*Requirement*: Repeat the lines that follow, leaving nothing out.

*Dataset rows*:
-- -- --

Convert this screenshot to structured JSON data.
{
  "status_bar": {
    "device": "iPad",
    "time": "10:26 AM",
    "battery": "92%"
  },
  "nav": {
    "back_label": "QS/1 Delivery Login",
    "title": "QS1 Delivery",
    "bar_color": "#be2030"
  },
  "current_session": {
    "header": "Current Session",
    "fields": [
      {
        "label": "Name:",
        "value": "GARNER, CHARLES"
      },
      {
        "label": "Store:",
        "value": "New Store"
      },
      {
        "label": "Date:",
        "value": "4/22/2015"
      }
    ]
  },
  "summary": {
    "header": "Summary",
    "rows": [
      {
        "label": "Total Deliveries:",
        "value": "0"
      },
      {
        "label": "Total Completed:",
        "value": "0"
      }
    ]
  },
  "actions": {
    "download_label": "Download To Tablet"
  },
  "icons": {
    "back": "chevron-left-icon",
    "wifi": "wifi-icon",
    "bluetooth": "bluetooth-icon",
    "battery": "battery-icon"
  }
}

-- -- --

*Written answer*:
Convert this screenshot to structured JSON data.
{
  "status_bar": {
    "device": "iPad",
    "time": "10:26 AM",
    "battery": "92%"
  },
  "nav": {
    "back_label": "QS/1 Delivery Login",
    "title": "QS1 Delivery",
    "bar_color": "#be2030"
  },
  "current_session": {
    "header": "Current Session",
    "fields": [
      {
        "label": "Name:",
        "value": "GARNER, CHARLES"
      },
      {
        "label": "Store:",
        "value": "New Store"
      },
      {
        "label": "Date:",
        "value": "4/22/2015"
      }
    ]
  },
  "summary": {
    "header": "Summary",
    "rows": [
      {
        "label": "Total Deliveries:",
        "value": "0"
      },
      {
        "label": "Total Completed:",
        "value": "0"
      }
    ]
  },
  "actions": {
    "download_label": "Download To Tablet"
  },
  "icons": {
    "back": "chevron-left-icon",
    "wifi": "wifi-icon",
    "bluetooth": "bluetooth-icon",
    "battery": "battery-icon"
  }
}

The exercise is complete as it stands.